Dataset entries on figures:
◆ ◆ ◆
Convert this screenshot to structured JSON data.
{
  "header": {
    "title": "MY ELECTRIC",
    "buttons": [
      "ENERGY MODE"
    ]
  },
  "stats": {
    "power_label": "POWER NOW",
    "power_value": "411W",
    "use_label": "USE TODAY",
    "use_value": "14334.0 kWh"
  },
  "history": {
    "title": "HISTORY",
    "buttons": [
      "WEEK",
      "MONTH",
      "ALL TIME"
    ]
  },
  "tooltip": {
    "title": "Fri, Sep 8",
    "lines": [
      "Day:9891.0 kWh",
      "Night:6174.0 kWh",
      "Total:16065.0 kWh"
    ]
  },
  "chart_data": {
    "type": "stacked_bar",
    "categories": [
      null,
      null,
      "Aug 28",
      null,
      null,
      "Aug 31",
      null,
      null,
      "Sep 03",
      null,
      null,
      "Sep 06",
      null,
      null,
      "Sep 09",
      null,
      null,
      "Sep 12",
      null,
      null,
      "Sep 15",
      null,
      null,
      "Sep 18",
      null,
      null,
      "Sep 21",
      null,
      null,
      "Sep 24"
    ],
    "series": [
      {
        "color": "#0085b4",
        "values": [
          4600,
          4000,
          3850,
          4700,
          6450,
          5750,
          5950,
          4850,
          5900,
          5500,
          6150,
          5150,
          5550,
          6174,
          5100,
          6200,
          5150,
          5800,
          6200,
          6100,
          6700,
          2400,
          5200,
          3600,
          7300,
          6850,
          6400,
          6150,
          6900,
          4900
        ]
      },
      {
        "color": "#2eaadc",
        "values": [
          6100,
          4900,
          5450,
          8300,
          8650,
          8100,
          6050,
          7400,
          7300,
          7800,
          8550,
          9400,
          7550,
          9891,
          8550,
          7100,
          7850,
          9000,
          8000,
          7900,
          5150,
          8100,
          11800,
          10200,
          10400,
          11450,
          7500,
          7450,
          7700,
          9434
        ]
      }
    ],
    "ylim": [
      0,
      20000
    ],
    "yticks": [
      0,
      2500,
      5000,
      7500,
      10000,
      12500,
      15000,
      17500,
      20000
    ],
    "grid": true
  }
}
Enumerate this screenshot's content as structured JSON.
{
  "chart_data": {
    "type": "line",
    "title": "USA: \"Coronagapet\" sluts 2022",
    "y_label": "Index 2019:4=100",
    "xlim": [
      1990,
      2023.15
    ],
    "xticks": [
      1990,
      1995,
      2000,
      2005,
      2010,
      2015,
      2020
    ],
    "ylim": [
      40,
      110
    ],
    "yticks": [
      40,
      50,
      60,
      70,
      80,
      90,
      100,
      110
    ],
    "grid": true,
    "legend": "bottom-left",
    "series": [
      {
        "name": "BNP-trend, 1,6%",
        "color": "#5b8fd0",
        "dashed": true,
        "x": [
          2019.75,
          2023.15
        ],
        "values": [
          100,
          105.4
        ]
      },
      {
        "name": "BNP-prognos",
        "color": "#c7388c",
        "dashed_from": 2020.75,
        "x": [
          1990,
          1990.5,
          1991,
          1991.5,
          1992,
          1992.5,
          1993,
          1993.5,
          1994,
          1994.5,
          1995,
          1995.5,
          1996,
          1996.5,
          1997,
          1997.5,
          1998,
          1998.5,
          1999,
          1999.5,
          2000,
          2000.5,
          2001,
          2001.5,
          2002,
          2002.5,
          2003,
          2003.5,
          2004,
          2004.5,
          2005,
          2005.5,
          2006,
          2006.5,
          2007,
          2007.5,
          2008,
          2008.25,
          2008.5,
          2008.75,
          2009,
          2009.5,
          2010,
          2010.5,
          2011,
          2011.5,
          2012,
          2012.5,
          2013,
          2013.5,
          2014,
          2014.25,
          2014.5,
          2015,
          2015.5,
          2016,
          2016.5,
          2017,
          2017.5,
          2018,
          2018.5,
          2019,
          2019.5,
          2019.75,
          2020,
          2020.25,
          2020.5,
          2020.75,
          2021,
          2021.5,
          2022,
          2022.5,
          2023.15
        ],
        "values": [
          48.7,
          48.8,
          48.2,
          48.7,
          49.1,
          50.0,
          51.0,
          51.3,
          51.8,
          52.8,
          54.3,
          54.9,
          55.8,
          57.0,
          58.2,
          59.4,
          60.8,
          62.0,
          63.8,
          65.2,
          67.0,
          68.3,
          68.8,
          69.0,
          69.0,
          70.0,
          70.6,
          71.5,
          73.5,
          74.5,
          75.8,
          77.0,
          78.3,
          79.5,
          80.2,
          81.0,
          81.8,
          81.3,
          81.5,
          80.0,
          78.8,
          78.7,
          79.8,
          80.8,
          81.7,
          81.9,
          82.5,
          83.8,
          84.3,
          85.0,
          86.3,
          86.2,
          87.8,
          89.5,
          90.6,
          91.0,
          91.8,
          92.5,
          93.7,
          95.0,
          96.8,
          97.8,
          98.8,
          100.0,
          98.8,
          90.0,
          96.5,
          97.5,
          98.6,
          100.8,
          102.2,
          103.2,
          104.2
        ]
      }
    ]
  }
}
◆ ◆ ◆
* _GIVEN EXERCISE_:
Give an exact copy of all the data shown above.

* _WRITTEN RESPONSE_:
Convert this screenshot to structured JSON data.
{
  "header": {
    "title": "MY ELECTRIC",
    "buttons": [
      "ENERGY MODE"
    ]
  },
  "stats": {
    "power_label": "POWER NOW",
    "power_value": "411W",
    "use_label": "USE TODAY",
    "use_value": "14334.0 kWh"
  },
  "history": {
    "title": "HISTORY",
    "buttons": [
      "WEEK",
      "MONTH",
      "ALL TIME"
    ]
  },
  "tooltip": {
    "title": "Fri, Sep 8",
    "lines": [
      "Day:9891.0 kWh",
      "Night:6174.0 kWh",
      "Total:16065.0 kWh"
    ]
  },
  "chart_data": {
    "type": "stacked_bar",
    "categories": [
      null,
      null,
      "Aug 28",
      null,
      null,
      "Aug 31",
      null,
      null,
      "Sep 03",
      null,
      null,
      "Sep 06",
      null,
      null,
      "Sep 09",
      null,
      null,
      "Sep 12",
      null,
      null,
      "Sep 15",
      null,
      null,
      "Sep 18",
      null,
      null,
      "Sep 21",
      null,
      null,
      "Sep 24"
    ],
    "series": [
      {
        "color": "#0085b4",
        "values": [
          4600,
          4000,
          3850,
          4700,
          6450,
          5750,
          5950,
          4850,
          5900,
          5500,
          6150,
          5150,
          5550,
          6174,
          5100,
          6200,
          5150,
          5800,
          6200,
          6100,
          6700,
          2400,
          5200,
          3600,
          7300,
          6850,
          6400,
          6150,
          6900,
          4900
        ]
      },
      {
        "color": "#2eaadc",
        "values": [
          6100,
          4900,
          5450,
          8300,
          8650,
          8100,
          6050,
          7400,
          7300,
          7800,
          8550,
          9400,
          7550,
          9891,
          8550,
          7100,
          7850,
          9000,
          8000,
          7900,
          5150,
          8100,
          11800,
          10200,
          10400,
          11450,
          7500,
          7450,
          7700,
          9434
        ]
      }
    ],
    "ylim": [
      0,
      20000
    ],
    "yticks": [
      0,
      2500,
      5000,
      7500,
      10000,
      12500,
      15000,
      17500,
      20000
    ],
    "grid": true
  }
}
Enumerate this screenshot's content as structured JSON.
{
  "chart_data": {
    "type": "line",
    "title": "USA: \"Coronagapet\" sluts 2022",
    "y_label": "Index 2019:4=100",
    "xlim": [
      1990,
      2023.15
    ],
    "xticks": [
      1990,
      1995,
      2000,
      2005,
      2010,
      2015,
      2020
    ],
    "ylim": [
      40,
      110
    ],
    "yticks": [
      40,
      50,
      60,
      70,
      80,
      90,
      100,
      110
    ],
    "grid": true,
    "legend": "bottom-left",
    "series": [
      {
        "name": "BNP-trend, 1,6%",
        "color": "#5b8fd0",
        "dashed": true,
        "x": [
          2019.75,
          2023.15
        ],
        "values": [
          100,
          105.4
        ]
      },
      {
        "name": "BNP-prognos",
        "color": "#c7388c",
        "dashed_from": 2020.75,
        "x": [
          1990,
          1990.5,
          1991,
          1991.5,
          1992,
          1992.5,
          1993,
          1993.5,
          1994,
          1994.5,
          1995,
          1995.5,
          1996,
          1996.5,
          1997,
          1997.5,
          1998,
          1998.5,
          1999,
          1999.5,
          2000,
          2000.5,
          2001,
          2001.5,
          2002,
          2002.5,
          2003,
          2003.5,
          2004,
          2004.5,
          2005,
          2005.5,
          2006,
          2006.5,
          2007,
          2007.5,
          2008,
          2008.25,
          2008.5,
          2008.75,
          2009,
          2009.5,
          2010,
          2010.5,
          2011,
          2011.5,
          2012,
          2012.5,
          2013,
          2013.5,
          2014,
          2014.25,
          2014.5,
          2015,
          2015.5,
          2016,
          2016.5,
          2017,
          2017.5,
          2018,
          2018.5,
          2019,
          2019.5,
          2019.75,
          2020,
          2020.25,
          2020.5,
          2020.75,
          2021,
          2021.5,
          2022,
          2022.5,
          2023.15
        ],
        "values": [
          48.7,
          48.8,
          48.2,
          48.7,
          49.1,
          50.0,
          51.0,
          51.3,
          51.8,
          52.8,
          54.3,
          54.9,
          55.8,
          57.0,
          58.2,
          59.4,
          60.8,
          62.0,
          63.8,
          65.2,
          67.0,
          68.3,
          68.8,
          69.0,
          69.0,
          70.0,
          70.6,
          71.5,
          73.5,
          74.5,
          75.8,
          77.0,
          78.3,
          79.5,
          80.2,
          81.0,
          81.8,
          81.3,
          81.5,
          80.0,
          78.8,
          78.7,
          79.8,
          80.8,
          81.7,
          81.9,
          82.5,
          83.8,
          84.3,
          85.0,
          86.3,
          86.2,
          87.8,
          89.5,
          90.6,
          91.0,
          91.8,
          92.5,
          93.7,
          95.0,
          96.8,
          97.8,
          98.8,
          100.0,
          98.8,
          90.0,
          96.5,
          97.5,
          98.6,
          100.8,
          102.2,
          103.2,
          104.2
        ]
      }
    ]
  }
}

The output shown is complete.